──────── The data ────────
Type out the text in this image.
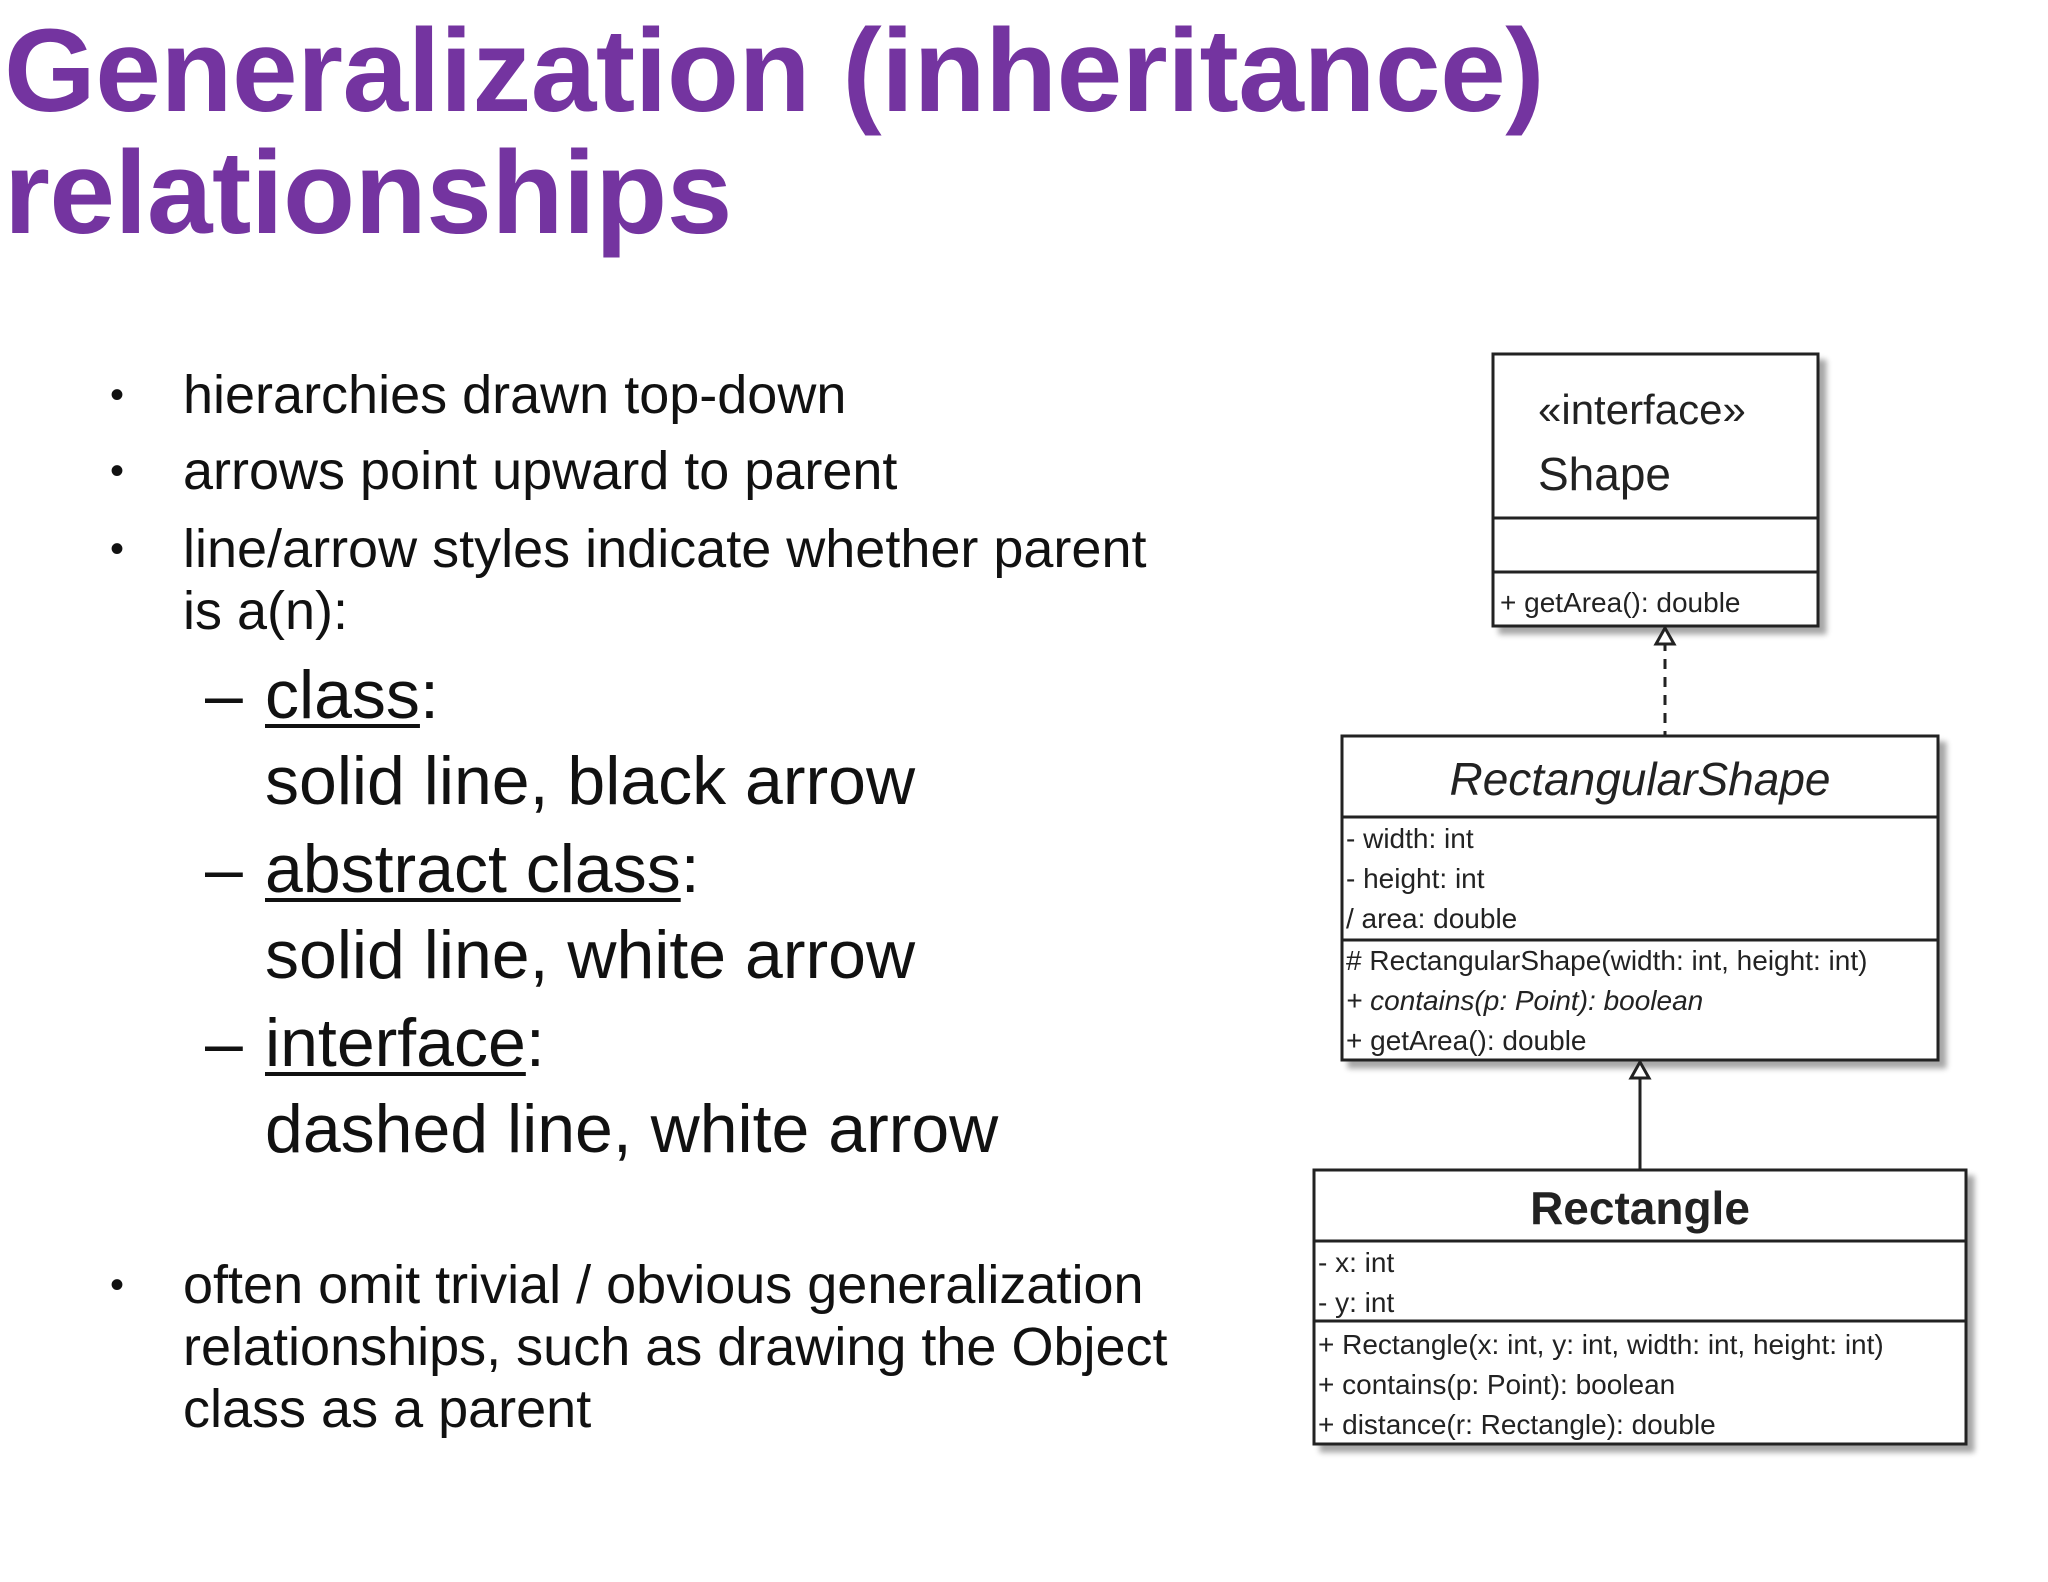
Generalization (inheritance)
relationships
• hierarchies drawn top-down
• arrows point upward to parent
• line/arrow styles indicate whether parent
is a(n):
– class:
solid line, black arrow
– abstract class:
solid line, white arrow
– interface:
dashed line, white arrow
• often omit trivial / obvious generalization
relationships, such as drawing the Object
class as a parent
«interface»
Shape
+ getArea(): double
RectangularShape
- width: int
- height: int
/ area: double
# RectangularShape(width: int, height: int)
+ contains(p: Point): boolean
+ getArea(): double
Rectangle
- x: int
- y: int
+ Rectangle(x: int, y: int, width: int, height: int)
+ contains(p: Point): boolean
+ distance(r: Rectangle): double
────────
* Set problem:
Pick out the lines containing the word "relationships" and show them.

* Full solution:
relationships
relationships, such as drawing the Object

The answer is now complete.